• RECORDS PROVIDED:
* * *
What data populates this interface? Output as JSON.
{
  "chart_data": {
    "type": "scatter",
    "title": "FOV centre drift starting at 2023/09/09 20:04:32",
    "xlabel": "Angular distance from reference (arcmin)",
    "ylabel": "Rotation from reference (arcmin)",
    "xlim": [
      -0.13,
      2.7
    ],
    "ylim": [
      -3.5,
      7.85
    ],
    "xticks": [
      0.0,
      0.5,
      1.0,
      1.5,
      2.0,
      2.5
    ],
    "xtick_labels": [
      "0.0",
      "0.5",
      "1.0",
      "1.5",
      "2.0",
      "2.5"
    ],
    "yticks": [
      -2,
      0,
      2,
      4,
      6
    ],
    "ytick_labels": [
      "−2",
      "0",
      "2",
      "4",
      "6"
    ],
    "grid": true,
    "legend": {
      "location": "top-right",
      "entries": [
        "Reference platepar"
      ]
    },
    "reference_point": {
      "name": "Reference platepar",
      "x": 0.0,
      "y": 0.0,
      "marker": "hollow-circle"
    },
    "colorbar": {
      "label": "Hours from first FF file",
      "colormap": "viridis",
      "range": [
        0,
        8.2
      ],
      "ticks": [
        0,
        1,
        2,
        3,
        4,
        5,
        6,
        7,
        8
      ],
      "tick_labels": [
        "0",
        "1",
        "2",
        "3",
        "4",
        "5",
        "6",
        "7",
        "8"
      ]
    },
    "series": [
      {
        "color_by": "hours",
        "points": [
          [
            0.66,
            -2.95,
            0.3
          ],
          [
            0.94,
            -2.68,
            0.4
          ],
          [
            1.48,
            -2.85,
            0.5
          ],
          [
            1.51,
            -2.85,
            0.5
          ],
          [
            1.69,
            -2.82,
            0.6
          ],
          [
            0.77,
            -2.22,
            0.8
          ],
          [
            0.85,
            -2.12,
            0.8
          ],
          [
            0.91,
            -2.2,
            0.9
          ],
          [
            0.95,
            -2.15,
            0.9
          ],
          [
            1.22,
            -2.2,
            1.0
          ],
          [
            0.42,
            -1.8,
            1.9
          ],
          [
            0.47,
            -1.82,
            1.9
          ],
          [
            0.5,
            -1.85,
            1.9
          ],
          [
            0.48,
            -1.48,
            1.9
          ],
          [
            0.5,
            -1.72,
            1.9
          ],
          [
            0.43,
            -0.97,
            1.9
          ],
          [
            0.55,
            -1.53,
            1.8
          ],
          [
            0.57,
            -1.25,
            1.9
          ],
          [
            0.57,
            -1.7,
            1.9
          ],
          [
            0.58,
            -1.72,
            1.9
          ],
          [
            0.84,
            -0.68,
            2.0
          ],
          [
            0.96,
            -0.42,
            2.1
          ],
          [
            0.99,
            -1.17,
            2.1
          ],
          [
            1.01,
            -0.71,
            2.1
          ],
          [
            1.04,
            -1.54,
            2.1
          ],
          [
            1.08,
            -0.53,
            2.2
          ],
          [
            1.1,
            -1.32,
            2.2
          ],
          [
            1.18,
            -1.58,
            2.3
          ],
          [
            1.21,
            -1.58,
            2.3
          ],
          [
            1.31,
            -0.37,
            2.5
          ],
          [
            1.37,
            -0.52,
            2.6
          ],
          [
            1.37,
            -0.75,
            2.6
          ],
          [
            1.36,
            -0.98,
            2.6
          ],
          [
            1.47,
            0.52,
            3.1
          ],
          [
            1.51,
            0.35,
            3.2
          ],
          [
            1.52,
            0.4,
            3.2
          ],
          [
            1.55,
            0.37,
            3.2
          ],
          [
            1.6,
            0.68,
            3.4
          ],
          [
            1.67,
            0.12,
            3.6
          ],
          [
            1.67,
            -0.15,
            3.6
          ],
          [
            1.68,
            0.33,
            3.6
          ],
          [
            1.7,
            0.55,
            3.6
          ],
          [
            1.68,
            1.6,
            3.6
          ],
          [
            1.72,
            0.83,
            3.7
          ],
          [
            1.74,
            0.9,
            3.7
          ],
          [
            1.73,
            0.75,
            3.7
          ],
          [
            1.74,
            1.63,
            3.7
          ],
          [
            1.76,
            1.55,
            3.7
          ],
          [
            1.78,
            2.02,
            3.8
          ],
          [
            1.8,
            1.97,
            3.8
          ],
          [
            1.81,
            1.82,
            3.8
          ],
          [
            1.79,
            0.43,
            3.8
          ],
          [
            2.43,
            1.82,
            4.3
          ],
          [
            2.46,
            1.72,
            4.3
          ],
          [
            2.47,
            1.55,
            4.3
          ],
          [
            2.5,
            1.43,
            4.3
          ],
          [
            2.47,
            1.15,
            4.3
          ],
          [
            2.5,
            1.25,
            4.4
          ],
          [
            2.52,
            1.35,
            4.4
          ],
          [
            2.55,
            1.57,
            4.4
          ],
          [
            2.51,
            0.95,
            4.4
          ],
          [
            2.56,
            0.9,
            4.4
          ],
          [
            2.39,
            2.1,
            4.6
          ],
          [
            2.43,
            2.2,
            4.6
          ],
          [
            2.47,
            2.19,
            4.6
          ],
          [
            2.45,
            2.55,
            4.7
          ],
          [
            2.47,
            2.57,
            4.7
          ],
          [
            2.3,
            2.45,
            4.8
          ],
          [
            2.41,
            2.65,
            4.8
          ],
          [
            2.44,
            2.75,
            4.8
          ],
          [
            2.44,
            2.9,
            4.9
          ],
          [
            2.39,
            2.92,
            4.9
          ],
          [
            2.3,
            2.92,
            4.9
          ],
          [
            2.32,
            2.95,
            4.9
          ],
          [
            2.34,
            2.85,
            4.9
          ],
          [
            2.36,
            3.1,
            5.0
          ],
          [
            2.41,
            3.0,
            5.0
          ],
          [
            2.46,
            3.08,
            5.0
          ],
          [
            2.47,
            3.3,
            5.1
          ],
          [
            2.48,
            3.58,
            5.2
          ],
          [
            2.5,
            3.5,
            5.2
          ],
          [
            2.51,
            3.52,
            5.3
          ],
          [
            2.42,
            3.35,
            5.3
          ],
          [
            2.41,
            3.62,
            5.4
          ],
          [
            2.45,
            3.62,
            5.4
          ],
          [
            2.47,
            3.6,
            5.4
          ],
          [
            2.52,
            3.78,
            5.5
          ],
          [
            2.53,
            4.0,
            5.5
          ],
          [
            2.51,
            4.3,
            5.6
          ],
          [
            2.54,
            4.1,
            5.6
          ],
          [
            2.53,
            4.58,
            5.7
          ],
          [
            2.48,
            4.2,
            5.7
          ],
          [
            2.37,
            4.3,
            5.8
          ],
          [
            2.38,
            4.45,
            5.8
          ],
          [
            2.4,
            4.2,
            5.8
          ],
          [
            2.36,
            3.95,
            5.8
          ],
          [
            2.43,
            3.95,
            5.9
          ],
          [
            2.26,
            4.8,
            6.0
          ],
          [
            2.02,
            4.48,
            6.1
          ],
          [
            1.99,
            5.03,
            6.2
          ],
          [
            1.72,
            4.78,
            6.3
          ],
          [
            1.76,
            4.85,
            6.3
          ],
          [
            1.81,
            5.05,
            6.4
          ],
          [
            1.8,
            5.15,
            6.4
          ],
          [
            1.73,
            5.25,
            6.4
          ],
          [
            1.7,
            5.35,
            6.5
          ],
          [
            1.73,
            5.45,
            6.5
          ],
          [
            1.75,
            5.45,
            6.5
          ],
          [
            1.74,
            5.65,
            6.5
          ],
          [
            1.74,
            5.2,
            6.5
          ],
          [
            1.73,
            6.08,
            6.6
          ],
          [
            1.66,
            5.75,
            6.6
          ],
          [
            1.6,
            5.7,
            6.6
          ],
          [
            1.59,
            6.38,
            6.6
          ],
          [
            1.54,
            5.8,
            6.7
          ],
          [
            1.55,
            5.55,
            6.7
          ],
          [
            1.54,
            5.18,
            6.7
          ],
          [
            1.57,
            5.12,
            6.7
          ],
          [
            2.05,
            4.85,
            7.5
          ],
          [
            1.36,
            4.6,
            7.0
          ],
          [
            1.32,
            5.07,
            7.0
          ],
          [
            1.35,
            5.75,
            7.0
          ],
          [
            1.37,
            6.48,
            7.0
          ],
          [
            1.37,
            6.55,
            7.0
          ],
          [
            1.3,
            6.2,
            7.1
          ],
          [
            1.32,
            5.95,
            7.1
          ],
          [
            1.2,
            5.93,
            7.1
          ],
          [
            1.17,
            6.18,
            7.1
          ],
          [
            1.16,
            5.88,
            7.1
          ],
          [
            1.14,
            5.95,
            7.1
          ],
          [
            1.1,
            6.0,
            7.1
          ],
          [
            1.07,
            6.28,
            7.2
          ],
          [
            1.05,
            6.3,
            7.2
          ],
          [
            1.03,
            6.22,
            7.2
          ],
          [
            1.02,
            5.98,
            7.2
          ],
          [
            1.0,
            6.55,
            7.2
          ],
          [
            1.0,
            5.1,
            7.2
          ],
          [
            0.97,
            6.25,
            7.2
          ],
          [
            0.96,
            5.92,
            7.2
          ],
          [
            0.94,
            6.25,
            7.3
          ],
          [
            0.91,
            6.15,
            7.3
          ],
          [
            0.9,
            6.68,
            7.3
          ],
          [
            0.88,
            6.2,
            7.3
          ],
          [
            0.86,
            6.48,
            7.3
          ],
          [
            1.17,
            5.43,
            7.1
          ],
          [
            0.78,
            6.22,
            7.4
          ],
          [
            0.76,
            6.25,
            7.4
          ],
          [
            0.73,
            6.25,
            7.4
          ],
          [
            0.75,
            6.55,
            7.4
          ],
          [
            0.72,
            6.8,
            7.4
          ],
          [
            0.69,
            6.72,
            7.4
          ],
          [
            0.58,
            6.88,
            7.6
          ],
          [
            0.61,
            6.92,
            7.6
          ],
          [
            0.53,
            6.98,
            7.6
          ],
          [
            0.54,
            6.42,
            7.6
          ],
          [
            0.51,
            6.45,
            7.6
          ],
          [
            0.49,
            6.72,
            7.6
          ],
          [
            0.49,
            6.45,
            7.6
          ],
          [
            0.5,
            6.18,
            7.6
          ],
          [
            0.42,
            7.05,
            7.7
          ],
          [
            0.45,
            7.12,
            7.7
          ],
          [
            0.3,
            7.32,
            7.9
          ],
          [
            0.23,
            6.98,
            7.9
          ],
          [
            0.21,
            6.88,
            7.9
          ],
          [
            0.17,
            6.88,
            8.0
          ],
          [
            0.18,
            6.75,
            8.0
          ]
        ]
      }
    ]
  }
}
* * *
• WRITTEN REQUEST: Of all the lines in the listing above, how many contain the word "from"? Answer with the number alone.

• RESULT OF THIS TASK: 3